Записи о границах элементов
------------------------------------

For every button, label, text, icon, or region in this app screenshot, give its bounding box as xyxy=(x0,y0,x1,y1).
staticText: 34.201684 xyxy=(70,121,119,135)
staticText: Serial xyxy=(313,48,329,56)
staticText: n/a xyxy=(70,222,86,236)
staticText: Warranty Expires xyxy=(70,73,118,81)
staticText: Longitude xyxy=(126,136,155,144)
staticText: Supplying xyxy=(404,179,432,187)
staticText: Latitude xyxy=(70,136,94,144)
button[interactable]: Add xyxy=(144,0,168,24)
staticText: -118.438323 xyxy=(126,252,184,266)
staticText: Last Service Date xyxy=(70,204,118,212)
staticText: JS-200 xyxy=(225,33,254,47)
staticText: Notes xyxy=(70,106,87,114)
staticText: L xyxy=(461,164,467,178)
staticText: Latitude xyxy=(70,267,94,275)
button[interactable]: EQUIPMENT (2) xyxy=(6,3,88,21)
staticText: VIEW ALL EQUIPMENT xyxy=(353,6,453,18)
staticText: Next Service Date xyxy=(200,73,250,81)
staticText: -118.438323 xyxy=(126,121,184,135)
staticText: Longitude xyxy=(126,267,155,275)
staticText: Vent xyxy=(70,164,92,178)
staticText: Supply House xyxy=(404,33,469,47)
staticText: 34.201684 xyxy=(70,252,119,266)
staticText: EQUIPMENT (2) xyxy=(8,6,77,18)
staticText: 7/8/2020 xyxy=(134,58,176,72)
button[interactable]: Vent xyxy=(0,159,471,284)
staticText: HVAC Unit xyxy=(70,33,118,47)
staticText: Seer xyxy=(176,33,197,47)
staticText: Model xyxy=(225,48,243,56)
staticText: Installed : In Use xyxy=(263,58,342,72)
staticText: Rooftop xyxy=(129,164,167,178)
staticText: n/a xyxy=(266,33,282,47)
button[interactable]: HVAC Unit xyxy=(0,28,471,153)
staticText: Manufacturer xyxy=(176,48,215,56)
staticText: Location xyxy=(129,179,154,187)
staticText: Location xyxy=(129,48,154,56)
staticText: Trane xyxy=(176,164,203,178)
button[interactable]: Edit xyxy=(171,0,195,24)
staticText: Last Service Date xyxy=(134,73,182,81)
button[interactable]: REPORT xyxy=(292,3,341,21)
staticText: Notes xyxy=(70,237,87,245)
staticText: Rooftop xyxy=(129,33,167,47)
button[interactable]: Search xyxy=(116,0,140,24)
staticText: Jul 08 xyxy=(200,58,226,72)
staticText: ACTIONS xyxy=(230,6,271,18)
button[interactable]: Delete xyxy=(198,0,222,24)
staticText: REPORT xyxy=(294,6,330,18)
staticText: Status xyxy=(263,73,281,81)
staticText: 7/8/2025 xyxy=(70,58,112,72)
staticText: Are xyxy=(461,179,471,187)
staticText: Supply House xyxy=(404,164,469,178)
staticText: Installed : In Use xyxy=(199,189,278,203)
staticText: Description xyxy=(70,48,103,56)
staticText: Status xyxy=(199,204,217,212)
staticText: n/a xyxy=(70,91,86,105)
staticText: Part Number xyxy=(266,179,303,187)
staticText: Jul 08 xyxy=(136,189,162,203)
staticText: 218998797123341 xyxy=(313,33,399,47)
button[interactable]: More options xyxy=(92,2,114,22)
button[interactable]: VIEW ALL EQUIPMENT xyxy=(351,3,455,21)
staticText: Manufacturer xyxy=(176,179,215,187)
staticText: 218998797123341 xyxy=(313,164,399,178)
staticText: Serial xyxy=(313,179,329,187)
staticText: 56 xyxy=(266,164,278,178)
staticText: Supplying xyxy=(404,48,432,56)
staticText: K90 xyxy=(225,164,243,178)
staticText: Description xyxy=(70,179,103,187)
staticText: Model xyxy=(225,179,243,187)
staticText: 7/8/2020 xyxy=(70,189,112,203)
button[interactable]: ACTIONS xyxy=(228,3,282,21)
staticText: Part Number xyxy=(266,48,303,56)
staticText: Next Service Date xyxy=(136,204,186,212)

------------------------------------

# ЧТО НУЖНО СДЕЛАТЬ:
Представьте весь материал выше как JSON-список строк, где каждой его строке соответствует одна строка списка. Пустые строки не включайте.

# ПРАВИЛЬНЫЙ РЕЗУЛЬТАТ:
[
  "For every button, label, text, icon, or region in this app screenshot, give its bounding box as xyxy=(x0,y0,x1,y1).",
  "staticText: 34.201684 xyxy=(70,121,119,135)",
  "staticText: Serial xyxy=(313,48,329,56)",
  "staticText: n/a xyxy=(70,222,86,236)",
  "staticText: Warranty Expires xyxy=(70,73,118,81)",
  "staticText: Longitude xyxy=(126,136,155,144)",
  "staticText: Supplying xyxy=(404,179,432,187)",
  "staticText: Latitude xyxy=(70,136,94,144)",
  "button[interactable]: Add xyxy=(144,0,168,24)",
  "staticText: -118.438323 xyxy=(126,252,184,266)",
  "staticText: Last Service Date xyxy=(70,204,118,212)",
  "staticText: JS-200 xyxy=(225,33,254,47)",
  "staticText: Notes xyxy=(70,106,87,114)",
  "staticText: L xyxy=(461,164,467,178)",
  "staticText: Latitude xyxy=(70,267,94,275)",
  "button[interactable]: EQUIPMENT (2) xyxy=(6,3,88,21)",
  "staticText: VIEW ALL EQUIPMENT xyxy=(353,6,453,18)",
  "staticText: Next Service Date xyxy=(200,73,250,81)",
  "staticText: -118.438323 xyxy=(126,121,184,135)",
  "staticText: Longitude xyxy=(126,267,155,275)",
  "staticText: Vent xyxy=(70,164,92,178)",
  "staticText: Supply House xyxy=(404,33,469,47)",
  "staticText: 34.201684 xyxy=(70,252,119,266)",
  "staticText: EQUIPMENT (2) xyxy=(8,6,77,18)",
  "staticText: 7/8/2020 xyxy=(134,58,176,72)",
  "button[interactable]: Vent xyxy=(0,159,471,284)",
  "staticText: HVAC Unit xyxy=(70,33,118,47)",
  "staticText: Seer xyxy=(176,33,197,47)",
  "staticText: Model xyxy=(225,48,243,56)",
  "staticText: Installed : In Use xyxy=(263,58,342,72)",
  "staticText: Rooftop xyxy=(129,164,167,178)",
  "staticText: n/a xyxy=(266,33,282,47)",
  "button[interactable]: HVAC Unit xyxy=(0,28,471,153)",
  "staticText: Manufacturer xyxy=(176,48,215,56)",
  "staticText: Location xyxy=(129,179,154,187)",
  "staticText: Location xyxy=(129,48,154,56)",
  "staticText: Trane xyxy=(176,164,203,178)",
  "button[interactable]: Edit xyxy=(171,0,195,24)",
  "staticText: Last Service Date xyxy=(134,73,182,81)",
  "button[interactable]: REPORT xyxy=(292,3,341,21)",
  "staticText: Notes xyxy=(70,237,87,245)",
  "staticText: Rooftop xyxy=(129,33,167,47)",
  "button[interactable]: Search xyxy=(116,0,140,24)",
  "staticText: Jul 08 xyxy=(200,58,226,72)",
  "staticText: ACTIONS xyxy=(230,6,271,18)",
  "button[interactable]: Delete xyxy=(198,0,222,24)",
  "staticText: REPORT xyxy=(294,6,330,18)",
  "staticText: Status xyxy=(263,73,281,81)",
  "staticText: 7/8/2025 xyxy=(70,58,112,72)",
  "staticText: Are xyxy=(461,179,471,187)",
  "staticText: Supply House xyxy=(404,164,469,178)",
  "staticText: Installed : In Use xyxy=(199,189,278,203)",
  "staticText: Description xyxy=(70,48,103,56)",
  "staticText: Status xyxy=(199,204,217,212)",
  "staticText: n/a xyxy=(70,91,86,105)",
  "staticText: Part Number xyxy=(266,179,303,187)",
  "staticText: Jul 08 xyxy=(136,189,162,203)",
  "staticText: 218998797123341 xyxy=(313,33,399,47)",
  "button[interactable]: More options xyxy=(92,2,114,22)",
  "button[interactable]: VIEW ALL EQUIPMENT xyxy=(351,3,455,21)",
  "staticText: Manufacturer xyxy=(176,179,215,187)",
  "staticText: 218998797123341 xyxy=(313,164,399,178)",
  "staticText: Serial xyxy=(313,179,329,187)",
  "staticText: 56 xyxy=(266,164,278,178)",
  "staticText: Supplying xyxy=(404,48,432,56)",
  "staticText: K90 xyxy=(225,164,243,178)",
  "staticText: Description xyxy=(70,179,103,187)",
  "staticText: Model xyxy=(225,179,243,187)",
  "staticText: 7/8/2020 xyxy=(70,189,112,203)",
  "button[interactable]: ACTIONS xyxy=(228,3,282,21)",
  "staticText: Part Number xyxy=(266,48,303,56)",
  "staticText: Next Service Date xyxy=(136,204,186,212)"
]